# Start of RECORDS TO PROCESS
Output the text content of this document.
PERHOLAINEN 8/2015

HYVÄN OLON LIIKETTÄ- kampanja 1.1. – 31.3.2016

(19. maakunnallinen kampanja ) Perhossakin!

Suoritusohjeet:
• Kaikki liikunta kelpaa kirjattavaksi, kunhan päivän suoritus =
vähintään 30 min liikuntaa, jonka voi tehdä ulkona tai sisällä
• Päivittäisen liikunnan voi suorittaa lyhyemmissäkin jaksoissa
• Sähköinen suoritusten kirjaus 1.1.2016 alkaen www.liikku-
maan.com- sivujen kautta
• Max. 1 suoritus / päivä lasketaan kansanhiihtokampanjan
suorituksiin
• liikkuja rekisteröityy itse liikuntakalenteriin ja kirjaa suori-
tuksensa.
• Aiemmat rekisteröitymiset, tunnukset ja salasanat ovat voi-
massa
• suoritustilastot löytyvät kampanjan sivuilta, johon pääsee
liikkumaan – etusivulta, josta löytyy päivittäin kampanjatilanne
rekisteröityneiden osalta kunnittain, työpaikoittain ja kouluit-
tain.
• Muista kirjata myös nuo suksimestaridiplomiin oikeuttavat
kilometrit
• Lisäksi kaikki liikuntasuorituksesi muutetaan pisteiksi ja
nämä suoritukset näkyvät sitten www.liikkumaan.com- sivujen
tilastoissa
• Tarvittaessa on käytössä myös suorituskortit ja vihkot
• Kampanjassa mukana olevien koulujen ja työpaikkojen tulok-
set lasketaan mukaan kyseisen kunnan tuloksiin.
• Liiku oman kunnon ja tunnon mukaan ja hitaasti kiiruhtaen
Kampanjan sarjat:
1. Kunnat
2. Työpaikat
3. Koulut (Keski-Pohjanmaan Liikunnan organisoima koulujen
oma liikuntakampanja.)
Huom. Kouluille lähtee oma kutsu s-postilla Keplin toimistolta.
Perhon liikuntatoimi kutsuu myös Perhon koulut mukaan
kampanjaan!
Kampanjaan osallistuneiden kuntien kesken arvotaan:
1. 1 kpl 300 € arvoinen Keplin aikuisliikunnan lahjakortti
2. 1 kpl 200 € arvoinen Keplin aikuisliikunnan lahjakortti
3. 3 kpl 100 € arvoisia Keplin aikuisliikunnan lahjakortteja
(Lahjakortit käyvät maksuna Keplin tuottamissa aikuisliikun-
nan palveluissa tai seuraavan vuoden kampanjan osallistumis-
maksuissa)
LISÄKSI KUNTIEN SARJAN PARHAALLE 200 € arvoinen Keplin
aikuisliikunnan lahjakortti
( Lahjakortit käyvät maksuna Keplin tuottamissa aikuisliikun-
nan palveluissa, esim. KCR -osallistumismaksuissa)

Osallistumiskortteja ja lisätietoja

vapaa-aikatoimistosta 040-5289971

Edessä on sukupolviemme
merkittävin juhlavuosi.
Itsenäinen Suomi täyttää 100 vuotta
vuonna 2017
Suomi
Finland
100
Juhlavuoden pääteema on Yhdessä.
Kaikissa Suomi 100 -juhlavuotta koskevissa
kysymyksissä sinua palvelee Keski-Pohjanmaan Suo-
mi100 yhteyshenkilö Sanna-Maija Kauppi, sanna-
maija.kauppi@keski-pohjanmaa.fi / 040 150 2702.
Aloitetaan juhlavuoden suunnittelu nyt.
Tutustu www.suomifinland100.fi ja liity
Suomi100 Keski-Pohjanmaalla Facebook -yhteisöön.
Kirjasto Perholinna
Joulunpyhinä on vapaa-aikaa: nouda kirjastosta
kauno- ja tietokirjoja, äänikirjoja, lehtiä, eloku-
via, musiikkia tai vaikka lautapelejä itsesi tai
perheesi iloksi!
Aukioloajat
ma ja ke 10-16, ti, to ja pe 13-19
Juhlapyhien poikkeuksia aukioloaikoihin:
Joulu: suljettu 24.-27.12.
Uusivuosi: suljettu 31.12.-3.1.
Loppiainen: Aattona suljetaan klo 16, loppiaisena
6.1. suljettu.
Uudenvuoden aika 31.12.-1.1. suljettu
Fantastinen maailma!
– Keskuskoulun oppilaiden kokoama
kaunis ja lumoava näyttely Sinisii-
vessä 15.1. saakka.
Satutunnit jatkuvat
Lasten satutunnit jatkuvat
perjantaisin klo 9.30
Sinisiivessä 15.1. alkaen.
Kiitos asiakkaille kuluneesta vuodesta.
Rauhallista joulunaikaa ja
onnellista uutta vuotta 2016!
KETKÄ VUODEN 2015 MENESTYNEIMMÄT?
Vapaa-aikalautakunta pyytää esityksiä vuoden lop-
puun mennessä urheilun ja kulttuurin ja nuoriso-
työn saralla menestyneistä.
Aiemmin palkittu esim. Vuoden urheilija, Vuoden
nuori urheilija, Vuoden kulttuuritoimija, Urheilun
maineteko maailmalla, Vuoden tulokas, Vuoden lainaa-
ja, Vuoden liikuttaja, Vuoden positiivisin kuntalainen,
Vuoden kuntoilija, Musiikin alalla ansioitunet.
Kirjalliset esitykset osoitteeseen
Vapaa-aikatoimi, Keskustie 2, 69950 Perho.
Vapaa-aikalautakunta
# End of RECORDS TO PROCESS
Copy out the full listing exactly.

### THE RESPONSE:
Output the text content of this document.
PERHOLAINEN 8/2015

HYVÄN OLON LIIKETTÄ- kampanja 1.1. – 31.3.2016

(19. maakunnallinen kampanja ) Perhossakin!

Suoritusohjeet:
• Kaikki liikunta kelpaa kirjattavaksi, kunhan päivän suoritus =
vähintään 30 min liikuntaa, jonka voi tehdä ulkona tai sisällä
• Päivittäisen liikunnan voi suorittaa lyhyemmissäkin jaksoissa
• Sähköinen suoritusten kirjaus 1.1.2016 alkaen www.liikku-
maan.com- sivujen kautta
• Max. 1 suoritus / päivä lasketaan kansanhiihtokampanjan
suorituksiin
• liikkuja rekisteröityy itse liikuntakalenteriin ja kirjaa suori-
tuksensa.
• Aiemmat rekisteröitymiset, tunnukset ja salasanat ovat voi-
massa
• suoritustilastot löytyvät kampanjan sivuilta, johon pääsee
liikkumaan – etusivulta, josta löytyy päivittäin kampanjatilanne
rekisteröityneiden osalta kunnittain, työpaikoittain ja kouluit-
tain.
• Muista kirjata myös nuo suksimestaridiplomiin oikeuttavat
kilometrit
• Lisäksi kaikki liikuntasuorituksesi muutetaan pisteiksi ja
nämä suoritukset näkyvät sitten www.liikkumaan.com- sivujen
tilastoissa
• Tarvittaessa on käytössä myös suorituskortit ja vihkot
• Kampanjassa mukana olevien koulujen ja työpaikkojen tulok-
set lasketaan mukaan kyseisen kunnan tuloksiin.
• Liiku oman kunnon ja tunnon mukaan ja hitaasti kiiruhtaen
Kampanjan sarjat:
1. Kunnat
2. Työpaikat
3. Koulut (Keski-Pohjanmaan Liikunnan organisoima koulujen
oma liikuntakampanja.)
Huom. Kouluille lähtee oma kutsu s-postilla Keplin toimistolta.
Perhon liikuntatoimi kutsuu myös Perhon koulut mukaan
kampanjaan!
Kampanjaan osallistuneiden kuntien kesken arvotaan:
1. 1 kpl 300 € arvoinen Keplin aikuisliikunnan lahjakortti
2. 1 kpl 200 € arvoinen Keplin aikuisliikunnan lahjakortti
3. 3 kpl 100 € arvoisia Keplin aikuisliikunnan lahjakortteja
(Lahjakortit käyvät maksuna Keplin tuottamissa aikuisliikun-
nan palveluissa tai seuraavan vuoden kampanjan osallistumis-
maksuissa)
LISÄKSI KUNTIEN SARJAN PARHAALLE 200 € arvoinen Keplin
aikuisliikunnan lahjakortti
( Lahjakortit käyvät maksuna Keplin tuottamissa aikuisliikun-
nan palveluissa, esim. KCR -osallistumismaksuissa)

Osallistumiskortteja ja lisätietoja

vapaa-aikatoimistosta 040-5289971

Edessä on sukupolviemme
merkittävin juhlavuosi.
Itsenäinen Suomi täyttää 100 vuotta
vuonna 2017
Suomi
Finland
100
Juhlavuoden pääteema on Yhdessä.
Kaikissa Suomi 100 -juhlavuotta koskevissa
kysymyksissä sinua palvelee Keski-Pohjanmaan Suo-
mi100 yhteyshenkilö Sanna-Maija Kauppi, sanna-
maija.kauppi@keski-pohjanmaa.fi / 040 150 2702.
Aloitetaan juhlavuoden suunnittelu nyt.
Tutustu www.suomifinland100.fi ja liity
Suomi100 Keski-Pohjanmaalla Facebook -yhteisöön.
Kirjasto Perholinna
Joulunpyhinä on vapaa-aikaa: nouda kirjastosta
kauno- ja tietokirjoja, äänikirjoja, lehtiä, eloku-
via, musiikkia tai vaikka lautapelejä itsesi tai
perheesi iloksi!
Aukioloajat
ma ja ke 10-16, ti, to ja pe 13-19
Juhlapyhien poikkeuksia aukioloaikoihin:
Joulu: suljettu 24.-27.12.
Uusivuosi: suljettu 31.12.-3.1.
Loppiainen: Aattona suljetaan klo 16, loppiaisena
6.1. suljettu.
Uudenvuoden aika 31.12.-1.1. suljettu
Fantastinen maailma!
– Keskuskoulun oppilaiden kokoama
kaunis ja lumoava näyttely Sinisii-
vessä 15.1. saakka.
Satutunnit jatkuvat
Lasten satutunnit jatkuvat
perjantaisin klo 9.30
Sinisiivessä 15.1. alkaen.
Kiitos asiakkaille kuluneesta vuodesta.
Rauhallista joulunaikaa ja
onnellista uutta vuotta 2016!
KETKÄ VUODEN 2015 MENESTYNEIMMÄT?
Vapaa-aikalautakunta pyytää esityksiä vuoden lop-
puun mennessä urheilun ja kulttuurin ja nuoriso-
työn saralla menestyneistä.
Aiemmin palkittu esim. Vuoden urheilija, Vuoden
nuori urheilija, Vuoden kulttuuritoimija, Urheilun
maineteko maailmalla, Vuoden tulokas, Vuoden lainaa-
ja, Vuoden liikuttaja, Vuoden positiivisin kuntalainen,
Vuoden kuntoilija, Musiikin alalla ansioitunet.
Kirjalliset esitykset osoitteeseen
Vapaa-aikatoimi, Keskustie 2, 69950 Perho.
Vapaa-aikalautakunta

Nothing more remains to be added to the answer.